What the task asks ▸ State how many lines in these records contain the word "Priority", and nothing else.

[BEGIN]

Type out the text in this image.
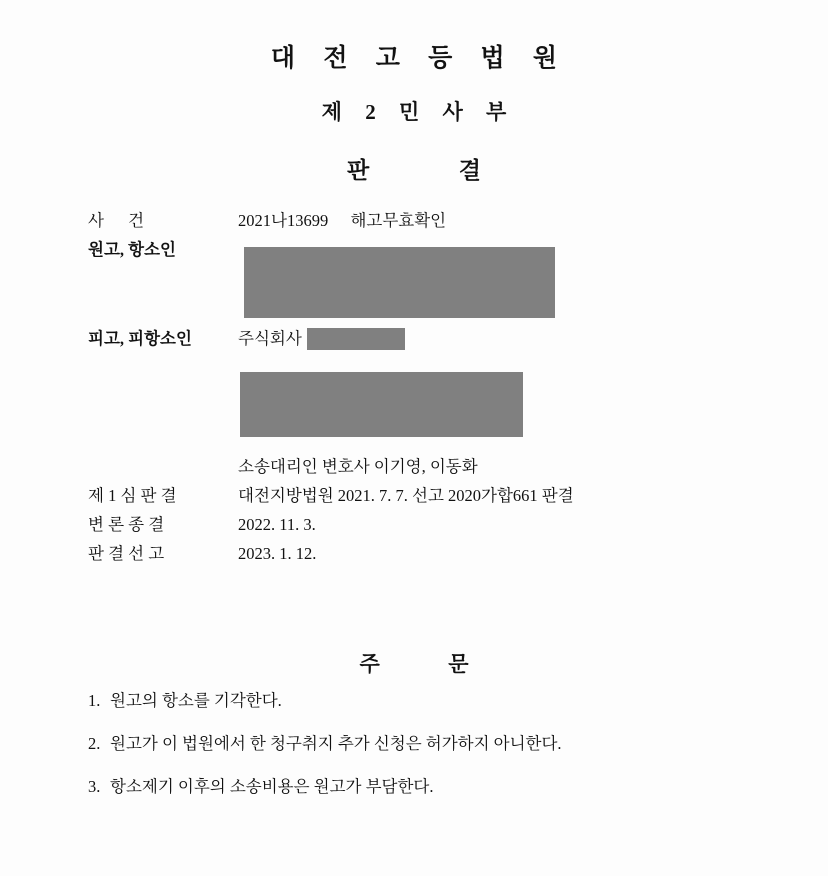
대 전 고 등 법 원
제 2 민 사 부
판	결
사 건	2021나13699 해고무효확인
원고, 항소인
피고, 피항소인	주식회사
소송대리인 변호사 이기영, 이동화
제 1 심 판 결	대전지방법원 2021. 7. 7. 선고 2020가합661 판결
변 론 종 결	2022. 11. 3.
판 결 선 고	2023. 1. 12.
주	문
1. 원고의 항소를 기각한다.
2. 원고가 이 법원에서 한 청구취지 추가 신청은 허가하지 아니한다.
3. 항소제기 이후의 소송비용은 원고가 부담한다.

[END]
[BEGIN]

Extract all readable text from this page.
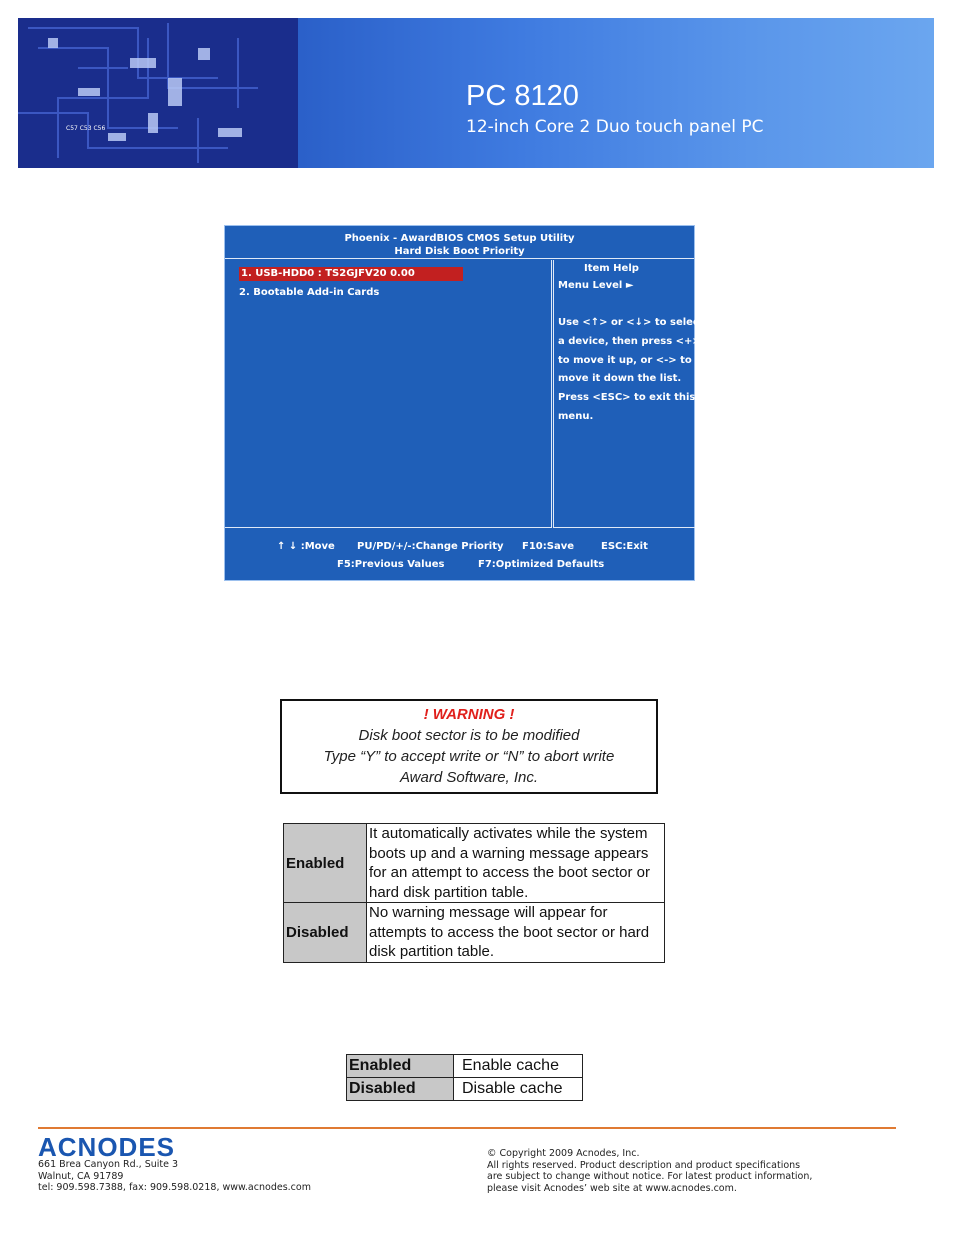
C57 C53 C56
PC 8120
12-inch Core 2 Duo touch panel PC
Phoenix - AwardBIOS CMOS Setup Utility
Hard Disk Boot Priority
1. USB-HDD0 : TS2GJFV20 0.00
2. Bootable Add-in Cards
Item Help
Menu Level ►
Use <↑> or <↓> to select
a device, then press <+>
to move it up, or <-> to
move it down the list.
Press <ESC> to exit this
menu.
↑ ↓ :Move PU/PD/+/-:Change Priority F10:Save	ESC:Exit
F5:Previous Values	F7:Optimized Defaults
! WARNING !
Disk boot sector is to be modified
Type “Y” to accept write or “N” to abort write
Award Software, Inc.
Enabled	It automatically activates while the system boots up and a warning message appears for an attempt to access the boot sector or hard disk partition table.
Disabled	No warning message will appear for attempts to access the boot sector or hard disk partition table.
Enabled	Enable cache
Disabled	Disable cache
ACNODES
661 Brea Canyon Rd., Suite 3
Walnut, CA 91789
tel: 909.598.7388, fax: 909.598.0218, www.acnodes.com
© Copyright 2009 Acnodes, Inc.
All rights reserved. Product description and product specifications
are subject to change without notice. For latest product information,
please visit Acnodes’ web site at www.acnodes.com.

[END]

Answer to the task ▸ 2